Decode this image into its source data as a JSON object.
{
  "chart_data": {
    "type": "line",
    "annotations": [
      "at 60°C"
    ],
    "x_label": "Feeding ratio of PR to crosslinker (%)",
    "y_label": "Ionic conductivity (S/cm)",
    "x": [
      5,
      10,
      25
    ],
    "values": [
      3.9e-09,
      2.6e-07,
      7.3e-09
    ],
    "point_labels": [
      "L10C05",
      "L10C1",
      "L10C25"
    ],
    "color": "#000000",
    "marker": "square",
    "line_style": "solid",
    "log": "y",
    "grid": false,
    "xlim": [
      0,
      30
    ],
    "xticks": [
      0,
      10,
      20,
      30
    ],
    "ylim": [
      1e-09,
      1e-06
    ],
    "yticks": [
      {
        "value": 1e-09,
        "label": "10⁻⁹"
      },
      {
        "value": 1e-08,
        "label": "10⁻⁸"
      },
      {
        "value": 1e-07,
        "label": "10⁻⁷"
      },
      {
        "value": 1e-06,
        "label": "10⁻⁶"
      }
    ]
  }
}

**Work required:**
Write out the listing once more, matching it exactly.

**Completed exercise:**
Decode this image into its source data as a JSON object.
{
  "chart_data": {
    "type": "line",
    "annotations": [
      "at 60°C"
    ],
    "x_label": "Feeding ratio of PR to crosslinker (%)",
    "y_label": "Ionic conductivity (S/cm)",
    "x": [
      5,
      10,
      25
    ],
    "values": [
      3.9e-09,
      2.6e-07,
      7.3e-09
    ],
    "point_labels": [
      "L10C05",
      "L10C1",
      "L10C25"
    ],
    "color": "#000000",
    "marker": "square",
    "line_style": "solid",
    "log": "y",
    "grid": false,
    "xlim": [
      0,
      30
    ],
    "xticks": [
      0,
      10,
      20,
      30
    ],
    "ylim": [
      1e-09,
      1e-06
    ],
    "yticks": [
      {
        "value": 1e-09,
        "label": "10⁻⁹"
      },
      {
        "value": 1e-08,
        "label": "10⁻⁸"
      },
      {
        "value": 1e-07,
        "label": "10⁻⁷"
      },
      {
        "value": 1e-06,
        "label": "10⁻⁶"
      }
    ]
  }
}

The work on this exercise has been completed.